EXERCISE:
Scan the entries and tally the lines that include the string "Crab". Reply with the figure alone.

Figure dataset records:
* * *

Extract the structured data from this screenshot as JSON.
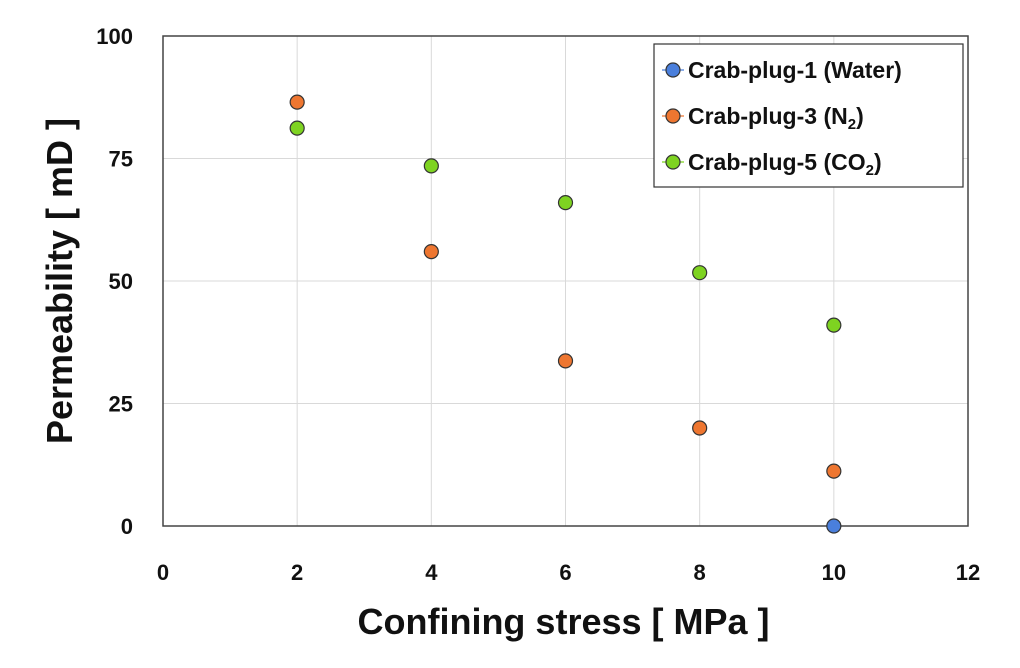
{
  "chart_data": {
    "type": "scatter",
    "title": "",
    "xlabel": "Confining stress [ MPa ]",
    "ylabel": "Permeability [ mD ]",
    "xlim": [
      0,
      12
    ],
    "ylim": [
      0,
      100
    ],
    "xticks": [
      0,
      2,
      4,
      6,
      8,
      10,
      12
    ],
    "yticks": [
      0,
      25,
      50,
      75,
      100
    ],
    "grid": true,
    "legend_position": "top-right",
    "series": [
      {
        "name": "Crab-plug-1 (Water)",
        "label_main": "Crab-plug-1 (Water)",
        "label_sub": "",
        "label_end": "",
        "color": "#4a7fdc",
        "x": [
          10
        ],
        "y": [
          0
        ]
      },
      {
        "name": "Crab-plug-3 (N2)",
        "label_main": "Crab-plug-3 (N",
        "label_sub": "2",
        "label_end": ")",
        "color": "#ee7630",
        "x": [
          2,
          4,
          6,
          8,
          10
        ],
        "y": [
          86.5,
          56,
          33.7,
          20,
          11.2
        ]
      },
      {
        "name": "Crab-plug-5 (CO2)",
        "label_main": "Crab-plug-5 (CO",
        "label_sub": "2",
        "label_end": ")",
        "color": "#7ed321",
        "x": [
          2,
          4,
          6,
          8,
          10
        ],
        "y": [
          81.2,
          73.5,
          66,
          51.7,
          41
        ]
      }
    ]
  }
}
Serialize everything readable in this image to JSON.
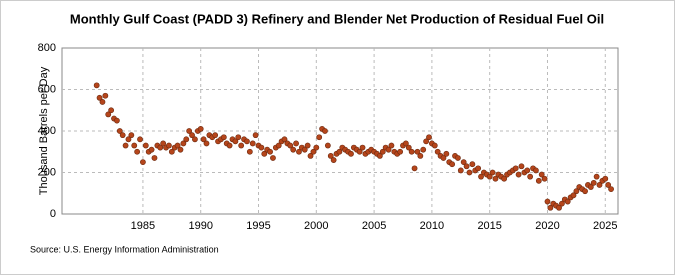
{
  "chart_data": {
    "type": "scatter",
    "title": "Monthly Gulf Coast (PADD 3) Refinery and Blender Net Production of Residual Fuel Oil",
    "y_label": "Thousand Barrels per Day",
    "source": "Source: U.S. Energy Information Administration",
    "xlim": [
      1978,
      2026.1
    ],
    "xticks": [
      1985,
      1990,
      1995,
      2000,
      2005,
      2010,
      2015,
      2020,
      2025
    ],
    "ylim": [
      0,
      800
    ],
    "yticks": [
      0,
      200,
      400,
      600,
      800
    ],
    "grid": true,
    "series": [
      {
        "name": "Residual Fuel Oil",
        "color": "#b5451b",
        "x": [
          1981,
          1981.25,
          1981.5,
          1981.75,
          1982,
          1982.25,
          1982.5,
          1982.75,
          1983,
          1983.25,
          1983.5,
          1983.75,
          1984,
          1984.25,
          1984.5,
          1984.75,
          1985,
          1985.25,
          1985.5,
          1985.75,
          1986,
          1986.25,
          1986.5,
          1986.75,
          1987,
          1987.25,
          1987.5,
          1987.75,
          1988,
          1988.25,
          1988.5,
          1988.75,
          1989,
          1989.25,
          1989.5,
          1989.75,
          1990,
          1990.25,
          1990.5,
          1990.75,
          1991,
          1991.25,
          1991.5,
          1991.75,
          1992,
          1992.25,
          1992.5,
          1992.75,
          1993,
          1993.25,
          1993.5,
          1993.75,
          1994,
          1994.25,
          1994.5,
          1994.75,
          1995,
          1995.25,
          1995.5,
          1995.75,
          1996,
          1996.25,
          1996.5,
          1996.75,
          1997,
          1997.25,
          1997.5,
          1997.75,
          1998,
          1998.25,
          1998.5,
          1998.75,
          1999,
          1999.25,
          1999.5,
          1999.75,
          2000,
          2000.25,
          2000.5,
          2000.75,
          2001,
          2001.25,
          2001.5,
          2001.75,
          2002,
          2002.25,
          2002.5,
          2002.75,
          2003,
          2003.25,
          2003.5,
          2003.75,
          2004,
          2004.25,
          2004.5,
          2004.75,
          2005,
          2005.25,
          2005.5,
          2005.75,
          2006,
          2006.25,
          2006.5,
          2006.75,
          2007,
          2007.25,
          2007.5,
          2007.75,
          2008,
          2008.25,
          2008.5,
          2008.75,
          2009,
          2009.25,
          2009.5,
          2009.75,
          2010,
          2010.25,
          2010.5,
          2010.75,
          2011,
          2011.25,
          2011.5,
          2011.75,
          2012,
          2012.25,
          2012.5,
          2012.75,
          2013,
          2013.25,
          2013.5,
          2013.75,
          2014,
          2014.25,
          2014.5,
          2014.75,
          2015,
          2015.25,
          2015.5,
          2015.75,
          2016,
          2016.25,
          2016.5,
          2016.75,
          2017,
          2017.25,
          2017.5,
          2017.75,
          2018,
          2018.25,
          2018.5,
          2018.75,
          2019,
          2019.25,
          2019.5,
          2019.75,
          2020,
          2020.25,
          2020.5,
          2020.75,
          2021,
          2021.25,
          2021.5,
          2021.75,
          2022,
          2022.25,
          2022.5,
          2022.75,
          2023,
          2023.25,
          2023.5,
          2023.75,
          2024,
          2024.25,
          2024.5,
          2024.75,
          2025,
          2025.25,
          2025.5
        ],
        "values": [
          620,
          560,
          540,
          570,
          480,
          500,
          460,
          450,
          400,
          380,
          330,
          360,
          380,
          330,
          300,
          360,
          250,
          330,
          300,
          310,
          270,
          330,
          320,
          340,
          320,
          330,
          300,
          320,
          330,
          310,
          340,
          360,
          400,
          380,
          360,
          400,
          410,
          360,
          340,
          380,
          370,
          380,
          350,
          360,
          370,
          340,
          330,
          360,
          350,
          370,
          330,
          360,
          350,
          300,
          340,
          380,
          330,
          320,
          290,
          310,
          300,
          270,
          320,
          330,
          350,
          360,
          340,
          330,
          310,
          340,
          300,
          320,
          310,
          330,
          280,
          300,
          320,
          370,
          410,
          400,
          330,
          280,
          260,
          290,
          300,
          320,
          310,
          300,
          290,
          320,
          310,
          300,
          320,
          290,
          300,
          310,
          300,
          290,
          280,
          300,
          320,
          310,
          330,
          300,
          290,
          300,
          330,
          340,
          320,
          300,
          220,
          300,
          280,
          310,
          350,
          370,
          340,
          330,
          300,
          280,
          270,
          290,
          250,
          240,
          280,
          270,
          210,
          250,
          230,
          200,
          240,
          210,
          220,
          180,
          200,
          190,
          180,
          200,
          170,
          190,
          180,
          170,
          190,
          200,
          210,
          220,
          190,
          230,
          200,
          210,
          180,
          220,
          210,
          160,
          190,
          170,
          60,
          30,
          50,
          40,
          30,
          50,
          70,
          60,
          80,
          90,
          110,
          130,
          120,
          110,
          140,
          130,
          150,
          180,
          140,
          160,
          170,
          140,
          120
        ]
      }
    ]
  }
}
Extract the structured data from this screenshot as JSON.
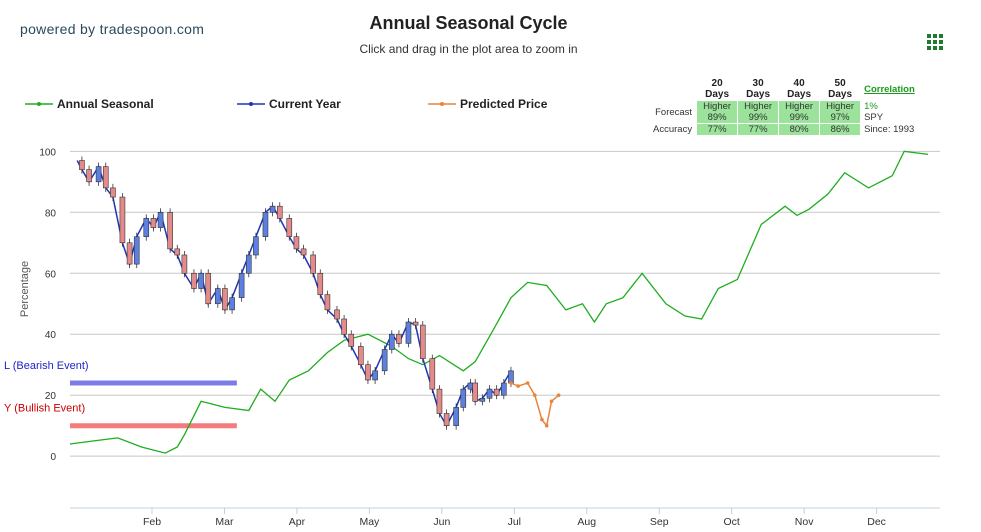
{
  "header": {
    "powered_by": "powered by tradespoon.com",
    "title": "Annual Seasonal Cycle",
    "subtitle": "Click and drag in the plot area to zoom in"
  },
  "legend": [
    {
      "name": "Annual Seasonal",
      "color": "#1fad1f"
    },
    {
      "name": "Current Year",
      "color": "#1f35b5"
    },
    {
      "name": "Predicted Price",
      "color": "#e8843c"
    }
  ],
  "forecast_table": {
    "columns": [
      "20 Days",
      "30 Days",
      "40 Days",
      "50 Days"
    ],
    "forecast_label": "Forecast",
    "accuracy_label": "Accuracy",
    "forecast_direction": [
      "Higher",
      "Higher",
      "Higher",
      "Higher"
    ],
    "forecast_prob": [
      "89%",
      "99%",
      "99%",
      "97%"
    ],
    "accuracy": [
      "77%",
      "77%",
      "80%",
      "86%"
    ],
    "correlation_label": "Correlation",
    "correlation_value": "1%",
    "symbol": "SPY",
    "since": "Since: 1993",
    "cell_color": "#9be39b"
  },
  "events": {
    "bearish_label": "L (Bearish Event)",
    "bullish_label": "Y (Bullish Event)",
    "bearish_color": "#7c7ce8",
    "bullish_color": "#f47b7b"
  },
  "chart_data": {
    "type": "line",
    "ylabel": "Percentage",
    "yticks": [
      0,
      20,
      40,
      60,
      80,
      100
    ],
    "ylim": [
      -17,
      107
    ],
    "months": [
      "Feb",
      "Mar",
      "Apr",
      "May",
      "Jun",
      "Jul",
      "Aug",
      "Sep",
      "Oct",
      "Nov",
      "Dec"
    ],
    "grid": true,
    "legend_position": "top",
    "series": [
      {
        "name": "Annual Seasonal",
        "color": "#1fad1f",
        "x": [
          0,
          10,
          20,
          30,
          40,
          45,
          48,
          55,
          65,
          75,
          80,
          86,
          92,
          100,
          108,
          115,
          125,
          135,
          142,
          148,
          155,
          165,
          170,
          178,
          185,
          192,
          200,
          208,
          215,
          220,
          225,
          232,
          240,
          250,
          258,
          265,
          272,
          280,
          290,
          300,
          305,
          310,
          318,
          325,
          335,
          345,
          350,
          360
        ],
        "values": [
          4,
          5,
          6,
          3,
          1,
          3,
          7,
          18,
          16,
          15,
          22,
          18,
          25,
          28,
          34,
          38,
          40,
          36,
          32,
          30,
          33,
          28,
          31,
          42,
          52,
          57,
          56,
          48,
          50,
          44,
          50,
          52,
          60,
          50,
          46,
          45,
          55,
          58,
          76,
          82,
          79,
          81,
          86,
          93,
          88,
          92,
          100,
          99
        ]
      },
      {
        "name": "Current Year",
        "color": "#1f35b5",
        "x": [
          3,
          5,
          8,
          12,
          15,
          18,
          22,
          25,
          28,
          32,
          35,
          38,
          42,
          45,
          48,
          52,
          55,
          58,
          62,
          65,
          68,
          72,
          75,
          78,
          82,
          85,
          88,
          92,
          95,
          98,
          102,
          105,
          108,
          112,
          115,
          118,
          122,
          125,
          128,
          132,
          135,
          138,
          142,
          145,
          148,
          152,
          155,
          158,
          162,
          165,
          168,
          170,
          173,
          176,
          179,
          182,
          185
        ],
        "values": [
          97,
          94,
          90,
          95,
          88,
          85,
          70,
          63,
          72,
          78,
          75,
          80,
          68,
          66,
          60,
          55,
          60,
          50,
          55,
          48,
          52,
          60,
          66,
          72,
          80,
          82,
          78,
          72,
          68,
          66,
          60,
          53,
          48,
          45,
          40,
          36,
          30,
          25,
          28,
          35,
          40,
          37,
          44,
          43,
          32,
          22,
          14,
          10,
          16,
          22,
          24,
          18,
          19,
          22,
          20,
          24,
          28
        ]
      },
      {
        "name": "Predicted Price",
        "color": "#e8843c",
        "x": [
          185,
          188,
          192,
          195,
          198,
          200,
          202,
          205
        ],
        "values": [
          24,
          23,
          24,
          20,
          12,
          10,
          18,
          20
        ]
      }
    ],
    "bearish_event_level": 24,
    "bullish_event_level": 10,
    "event_x_range": [
      0,
      70
    ]
  }
}
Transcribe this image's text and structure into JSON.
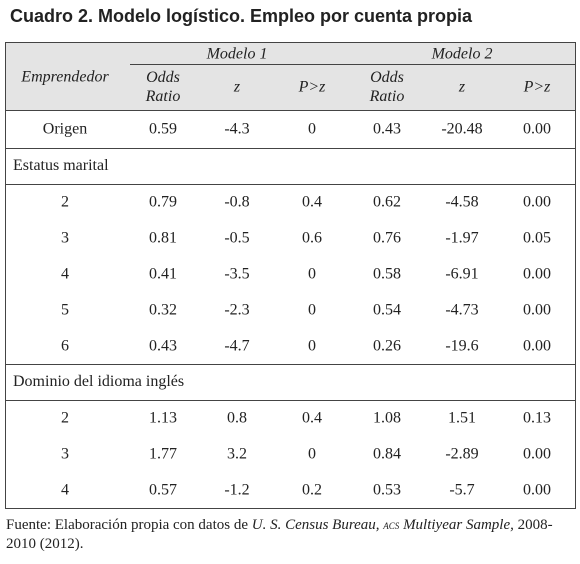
{
  "title": "Cuadro 2. Modelo logístico. Empleo por cuenta propia",
  "table": {
    "groups": [
      "Modelo 1",
      "Modelo 2"
    ],
    "row_header": "Emprendedor",
    "columns": [
      "Odds Ratio",
      "z",
      "P>z",
      "Odds Ratio",
      "z",
      "P>z"
    ],
    "sections": [
      {
        "rows": [
          {
            "label": "Origen",
            "values": [
              "0.59",
              "-4.3",
              "0",
              "0.43",
              "-20.48",
              "0.00"
            ]
          }
        ]
      },
      {
        "title": "Estatus marital",
        "rows": [
          {
            "label": "2",
            "values": [
              "0.79",
              "-0.8",
              "0.4",
              "0.62",
              "-4.58",
              "0.00"
            ]
          },
          {
            "label": "3",
            "values": [
              "0.81",
              "-0.5",
              "0.6",
              "0.76",
              "-1.97",
              "0.05"
            ]
          },
          {
            "label": "4",
            "values": [
              "0.41",
              "-3.5",
              "0",
              "0.58",
              "-6.91",
              "0.00"
            ]
          },
          {
            "label": "5",
            "values": [
              "0.32",
              "-2.3",
              "0",
              "0.54",
              "-4.73",
              "0.00"
            ]
          },
          {
            "label": "6",
            "values": [
              "0.43",
              "-4.7",
              "0",
              "0.26",
              "-19.6",
              "0.00"
            ]
          }
        ]
      },
      {
        "title": "Dominio del idioma inglés",
        "rows": [
          {
            "label": "2",
            "values": [
              "1.13",
              "0.8",
              "0.4",
              "1.08",
              "1.51",
              "0.13"
            ]
          },
          {
            "label": "3",
            "values": [
              "1.77",
              "3.2",
              "0",
              "0.84",
              "-2.89",
              "0.00"
            ]
          },
          {
            "label": "4",
            "values": [
              "0.57",
              "-1.2",
              "0.2",
              "0.53",
              "-5.7",
              "0.00"
            ]
          }
        ]
      }
    ]
  },
  "footer": {
    "prefix": "Fuente: Elaboración propia con datos de ",
    "source": "U. S. Census Bureau,",
    "acs": "acs",
    "sample": "Multiyear Sample,",
    "suffix": " 2008-2010 (2012)."
  }
}
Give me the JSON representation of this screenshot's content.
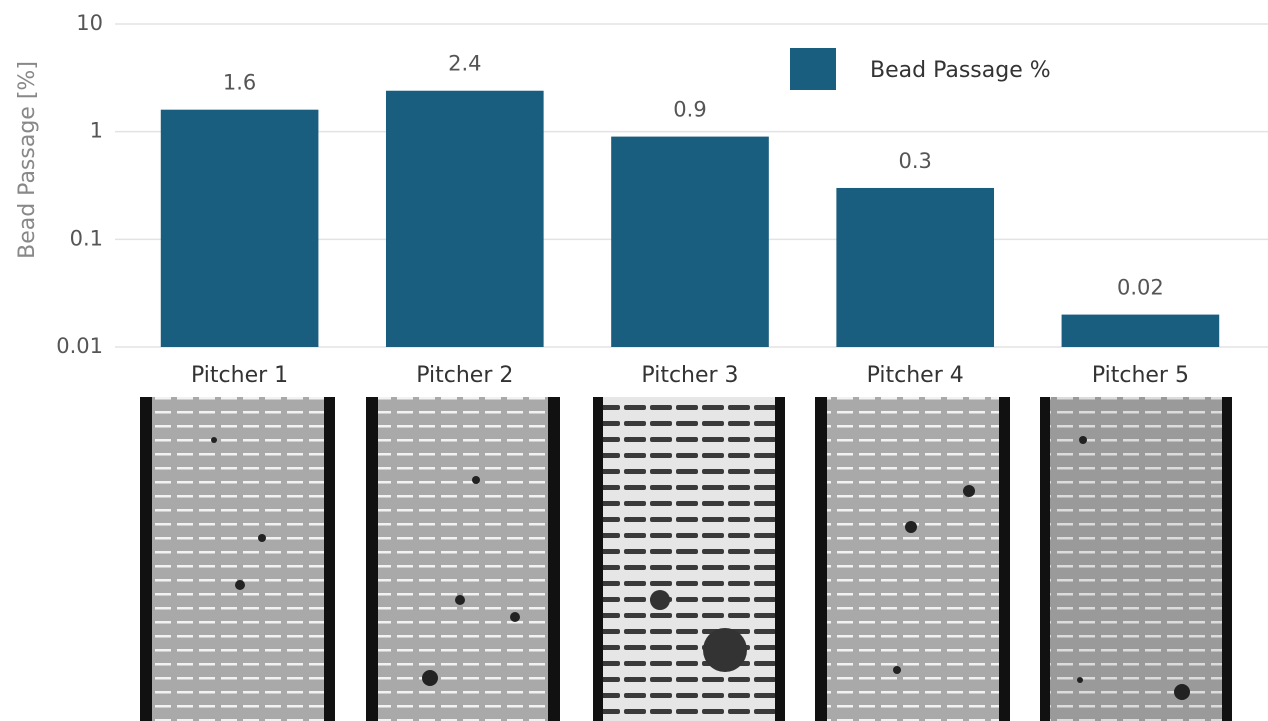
{
  "chart_data": {
    "type": "bar",
    "ylabel": "Bead Passage [%]",
    "categories": [
      "Pitcher 1",
      "Pitcher 2",
      "Pitcher 3",
      "Pitcher 4",
      "Pitcher 5"
    ],
    "series": [
      {
        "name": "Bead Passage %",
        "color": "#1a5e7f",
        "values": [
          1.6,
          2.4,
          0.9,
          0.3,
          0.02
        ]
      }
    ],
    "ylim": [
      0.01,
      10
    ],
    "yticks": [
      0.01,
      0.1,
      1,
      10
    ],
    "yscale": "log",
    "grid": true,
    "legend": "upper right"
  }
}
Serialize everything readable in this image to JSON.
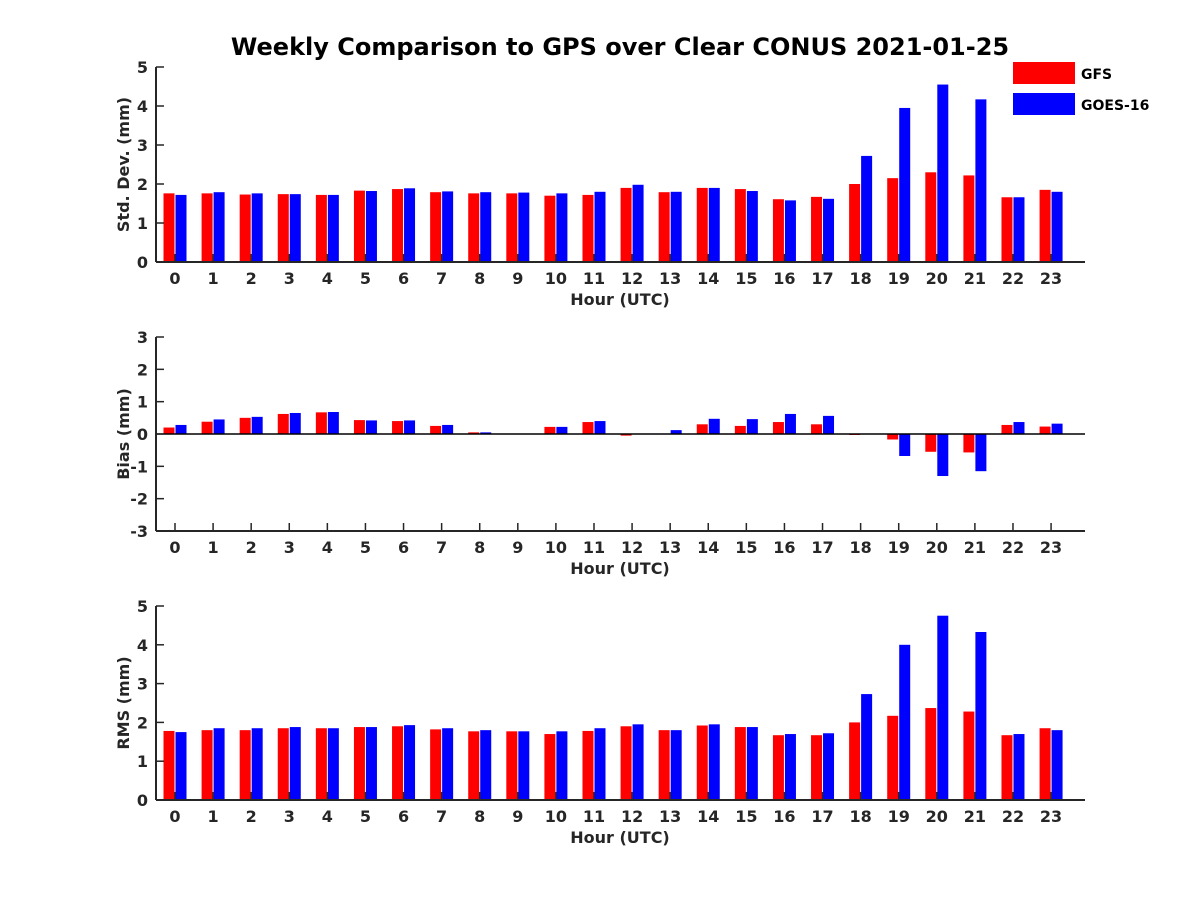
{
  "title": "Weekly Comparison to GPS over Clear CONUS 2021-01-25",
  "colors": {
    "GFS": "#ff0000",
    "GOES-16": "#0000ff",
    "axis": "#262626"
  },
  "legend": {
    "position": "top-right",
    "items": [
      "GFS",
      "GOES-16"
    ]
  },
  "chart_data": [
    {
      "type": "bar",
      "categories": [
        "0",
        "1",
        "2",
        "3",
        "4",
        "5",
        "6",
        "7",
        "8",
        "9",
        "10",
        "11",
        "12",
        "13",
        "14",
        "15",
        "16",
        "17",
        "18",
        "19",
        "20",
        "21",
        "22",
        "23"
      ],
      "xlabel": "Hour (UTC)",
      "ylabel": "Std. Dev. (mm)",
      "ylim": [
        0,
        5
      ],
      "yticks": [
        "0",
        "1",
        "2",
        "3",
        "4",
        "5"
      ],
      "series": [
        {
          "name": "GFS",
          "values": [
            1.76,
            1.76,
            1.73,
            1.74,
            1.72,
            1.83,
            1.87,
            1.79,
            1.76,
            1.76,
            1.7,
            1.72,
            1.9,
            1.79,
            1.9,
            1.87,
            1.61,
            1.67,
            2.0,
            2.15,
            2.3,
            2.22,
            1.66,
            1.85
          ]
        },
        {
          "name": "GOES-16",
          "values": [
            1.72,
            1.79,
            1.76,
            1.74,
            1.72,
            1.82,
            1.89,
            1.81,
            1.79,
            1.78,
            1.76,
            1.8,
            1.98,
            1.8,
            1.9,
            1.82,
            1.58,
            1.62,
            2.72,
            3.95,
            4.55,
            4.17,
            1.66,
            1.8
          ]
        }
      ]
    },
    {
      "type": "bar",
      "categories": [
        "0",
        "1",
        "2",
        "3",
        "4",
        "5",
        "6",
        "7",
        "8",
        "9",
        "10",
        "11",
        "12",
        "13",
        "14",
        "15",
        "16",
        "17",
        "18",
        "19",
        "20",
        "21",
        "22",
        "23"
      ],
      "xlabel": "Hour (UTC)",
      "ylabel": "Bias (mm)",
      "ylim": [
        -3,
        3
      ],
      "yticks": [
        "-3",
        "-2",
        "-1",
        "0",
        "1",
        "2",
        "3"
      ],
      "series": [
        {
          "name": "GFS",
          "values": [
            0.2,
            0.38,
            0.5,
            0.62,
            0.67,
            0.43,
            0.4,
            0.25,
            0.05,
            0.0,
            0.22,
            0.37,
            -0.05,
            0.0,
            0.3,
            0.25,
            0.37,
            0.3,
            -0.03,
            -0.17,
            -0.55,
            -0.57,
            0.28,
            0.23
          ]
        },
        {
          "name": "GOES-16",
          "values": [
            0.28,
            0.45,
            0.53,
            0.65,
            0.68,
            0.42,
            0.42,
            0.28,
            0.05,
            0.0,
            0.22,
            0.4,
            0.0,
            0.12,
            0.47,
            0.46,
            0.62,
            0.56,
            0.0,
            -0.68,
            -1.3,
            -1.15,
            0.37,
            0.32
          ]
        }
      ]
    },
    {
      "type": "bar",
      "categories": [
        "0",
        "1",
        "2",
        "3",
        "4",
        "5",
        "6",
        "7",
        "8",
        "9",
        "10",
        "11",
        "12",
        "13",
        "14",
        "15",
        "16",
        "17",
        "18",
        "19",
        "20",
        "21",
        "22",
        "23"
      ],
      "xlabel": "Hour (UTC)",
      "ylabel": "RMS (mm)",
      "ylim": [
        0,
        5
      ],
      "yticks": [
        "0",
        "1",
        "2",
        "3",
        "4",
        "5"
      ],
      "series": [
        {
          "name": "GFS",
          "values": [
            1.78,
            1.8,
            1.8,
            1.85,
            1.85,
            1.88,
            1.9,
            1.82,
            1.77,
            1.77,
            1.7,
            1.78,
            1.9,
            1.8,
            1.92,
            1.88,
            1.67,
            1.67,
            2.0,
            2.17,
            2.37,
            2.28,
            1.67,
            1.85
          ]
        },
        {
          "name": "GOES-16",
          "values": [
            1.75,
            1.85,
            1.85,
            1.88,
            1.85,
            1.88,
            1.93,
            1.85,
            1.8,
            1.77,
            1.77,
            1.85,
            1.95,
            1.8,
            1.95,
            1.88,
            1.7,
            1.72,
            2.73,
            4.0,
            4.75,
            4.33,
            1.7,
            1.8
          ]
        }
      ]
    }
  ]
}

* * *

WORKED ANSWER:
6